=== Work to be completed ===
Read through the records below and copy each line that uses the word "screenshot".

○ ○ ○ ○ ○

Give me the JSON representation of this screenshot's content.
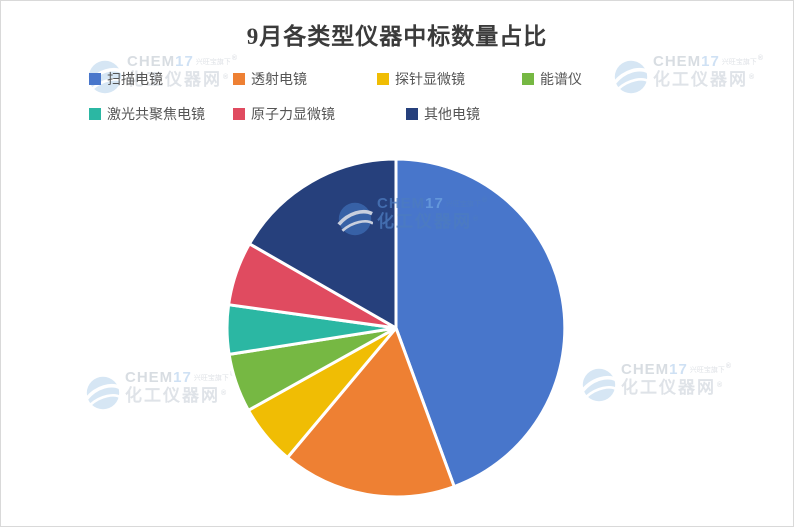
{
  "page": {
    "background": "#ffffff",
    "border_color": "#d9d9d9"
  },
  "chart_data": {
    "type": "pie",
    "title": "9月各类型仪器中标数量占比",
    "legend_position": "top",
    "direction": "clockwise",
    "start_angle_deg": 0,
    "data_labels": false,
    "total_pct": 100,
    "series": [
      {
        "name": "扫描电镜",
        "value_pct": 44.4,
        "color": "#4876CB"
      },
      {
        "name": "透射电镜",
        "value_pct": 16.7,
        "color": "#EE8033"
      },
      {
        "name": "探针显微镜",
        "value_pct": 5.8,
        "color": "#F0BD04"
      },
      {
        "name": "能谱仪",
        "value_pct": 5.6,
        "color": "#76B843"
      },
      {
        "name": "激光共聚焦电镜",
        "value_pct": 4.7,
        "color": "#2BB7A3"
      },
      {
        "name": "原子力显微镜",
        "value_pct": 6.1,
        "color": "#E04B60"
      },
      {
        "name": "其他电镜",
        "value_pct": 16.7,
        "color": "#26407C"
      }
    ]
  },
  "watermark": {
    "brand_chem": "CHEM",
    "brand_17": "17",
    "tagline": "兴旺宝旗下",
    "site": "化工仪器网",
    "registered_mark": "®"
  }
}
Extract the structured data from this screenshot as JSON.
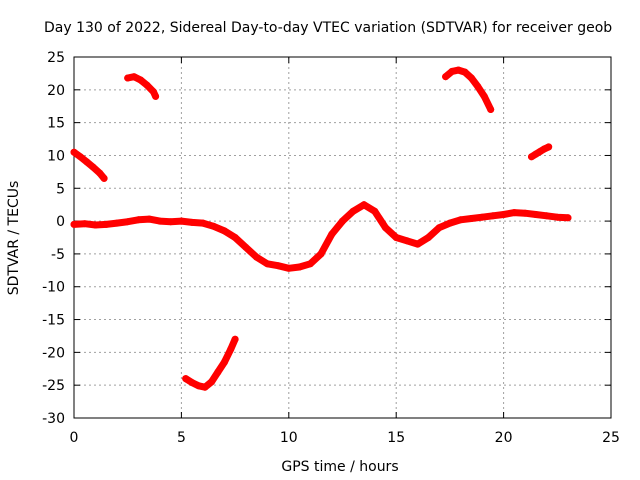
{
  "chart_data": {
    "type": "scatter",
    "title": "Day 130 of 2022, Sidereal Day-to-day VTEC variation (SDTVAR) for receiver geob",
    "xlabel": "GPS time / hours",
    "ylabel": "SDTVAR / TECUs",
    "xlim": [
      0,
      25
    ],
    "ylim": [
      -30,
      25
    ],
    "xticks": [
      0,
      5,
      10,
      15,
      20,
      25
    ],
    "yticks": [
      -30,
      -25,
      -20,
      -15,
      -10,
      -5,
      0,
      5,
      10,
      15,
      20,
      25
    ],
    "grid": true,
    "series_color": "#ff0000",
    "series": [
      {
        "name": "main-trace",
        "x": [
          0.0,
          0.5,
          1.0,
          1.5,
          2.0,
          2.5,
          3.0,
          3.5,
          4.0,
          4.5,
          5.0,
          5.5,
          6.0,
          6.5,
          7.0,
          7.5,
          8.0,
          8.5,
          9.0,
          9.5,
          10.0,
          10.5,
          11.0,
          11.5,
          12.0,
          12.5,
          13.0,
          13.5,
          14.0,
          14.5,
          15.0,
          15.5,
          16.0,
          16.5,
          17.0,
          17.5,
          18.0,
          18.5,
          19.0,
          19.5,
          20.0,
          20.5,
          21.0,
          21.5,
          22.0,
          22.5,
          23.0
        ],
        "y": [
          -0.5,
          -0.4,
          -0.6,
          -0.5,
          -0.3,
          -0.1,
          0.2,
          0.3,
          0.0,
          -0.1,
          0.0,
          -0.2,
          -0.3,
          -0.8,
          -1.5,
          -2.5,
          -4.0,
          -5.5,
          -6.5,
          -6.8,
          -7.2,
          -7.0,
          -6.5,
          -5.0,
          -2.0,
          0.0,
          1.5,
          2.5,
          1.5,
          -1.0,
          -2.5,
          -3.0,
          -3.5,
          -2.5,
          -1.0,
          -0.3,
          0.2,
          0.4,
          0.6,
          0.8,
          1.0,
          1.3,
          1.2,
          1.0,
          0.8,
          0.6,
          0.5
        ]
      },
      {
        "name": "arc-upper-left",
        "x": [
          0.0,
          0.3,
          0.6,
          0.9,
          1.2,
          1.4
        ],
        "y": [
          10.5,
          9.8,
          9.0,
          8.2,
          7.3,
          6.5
        ]
      },
      {
        "name": "arc-top-left",
        "x": [
          2.5,
          2.8,
          3.1,
          3.4,
          3.7,
          3.8
        ],
        "y": [
          21.8,
          22.0,
          21.5,
          20.7,
          19.7,
          19.0
        ]
      },
      {
        "name": "arc-bottom",
        "x": [
          5.2,
          5.5,
          5.8,
          6.1,
          6.4,
          6.7,
          7.0,
          7.3,
          7.5
        ],
        "y": [
          -24.0,
          -24.6,
          -25.1,
          -25.3,
          -24.5,
          -23.0,
          -21.5,
          -19.5,
          -18.0
        ]
      },
      {
        "name": "arc-top-right",
        "x": [
          17.3,
          17.6,
          17.9,
          18.2,
          18.5,
          18.8,
          19.1,
          19.4
        ],
        "y": [
          22.0,
          22.8,
          23.0,
          22.7,
          21.8,
          20.5,
          19.0,
          17.0
        ]
      },
      {
        "name": "arc-right",
        "x": [
          21.3,
          21.5,
          21.7,
          21.9,
          22.1
        ],
        "y": [
          9.8,
          10.2,
          10.6,
          11.0,
          11.3
        ]
      }
    ]
  }
}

○ ○ ○ ○ ○

=== Solution to this task ===
Give me the JSON representation of this screenshot's content.
Extract the structured data from this screenshot as JSON.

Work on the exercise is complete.